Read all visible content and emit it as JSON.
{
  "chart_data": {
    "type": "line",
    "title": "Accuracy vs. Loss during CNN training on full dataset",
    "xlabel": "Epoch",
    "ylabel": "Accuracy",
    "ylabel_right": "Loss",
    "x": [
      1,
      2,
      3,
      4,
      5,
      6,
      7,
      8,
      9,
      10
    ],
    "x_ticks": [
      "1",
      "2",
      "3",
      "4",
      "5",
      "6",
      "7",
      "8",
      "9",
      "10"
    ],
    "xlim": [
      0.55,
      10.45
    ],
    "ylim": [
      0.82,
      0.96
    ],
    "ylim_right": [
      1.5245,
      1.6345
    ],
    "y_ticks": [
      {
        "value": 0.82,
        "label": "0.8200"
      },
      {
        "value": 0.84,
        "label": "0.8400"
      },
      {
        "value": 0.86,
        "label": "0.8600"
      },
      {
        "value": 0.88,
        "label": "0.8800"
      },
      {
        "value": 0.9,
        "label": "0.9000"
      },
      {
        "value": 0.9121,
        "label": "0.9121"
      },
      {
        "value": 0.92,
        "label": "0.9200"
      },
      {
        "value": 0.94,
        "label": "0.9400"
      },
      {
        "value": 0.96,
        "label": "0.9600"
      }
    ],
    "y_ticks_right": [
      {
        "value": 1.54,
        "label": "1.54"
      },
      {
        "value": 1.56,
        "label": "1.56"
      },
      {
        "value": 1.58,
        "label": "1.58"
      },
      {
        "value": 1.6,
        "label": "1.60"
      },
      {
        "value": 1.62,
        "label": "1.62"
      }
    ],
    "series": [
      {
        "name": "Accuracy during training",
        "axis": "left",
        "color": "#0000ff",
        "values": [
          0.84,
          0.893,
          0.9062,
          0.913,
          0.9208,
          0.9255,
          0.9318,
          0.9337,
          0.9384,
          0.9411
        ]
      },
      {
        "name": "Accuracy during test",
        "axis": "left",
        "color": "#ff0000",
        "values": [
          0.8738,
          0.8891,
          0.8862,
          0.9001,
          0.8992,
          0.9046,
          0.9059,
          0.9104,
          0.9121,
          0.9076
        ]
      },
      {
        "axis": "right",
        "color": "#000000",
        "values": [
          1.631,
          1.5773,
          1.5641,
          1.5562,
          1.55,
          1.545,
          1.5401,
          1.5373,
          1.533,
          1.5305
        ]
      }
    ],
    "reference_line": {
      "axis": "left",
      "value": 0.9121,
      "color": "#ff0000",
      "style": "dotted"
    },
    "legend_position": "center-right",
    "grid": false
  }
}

Stated problem => Return every line in the listing that contains the word "during".

Result =>
    "title": "Accuracy vs. Loss during CNN training on full dataset",
        "name": "Accuracy during training",
        "name": "Accuracy during test",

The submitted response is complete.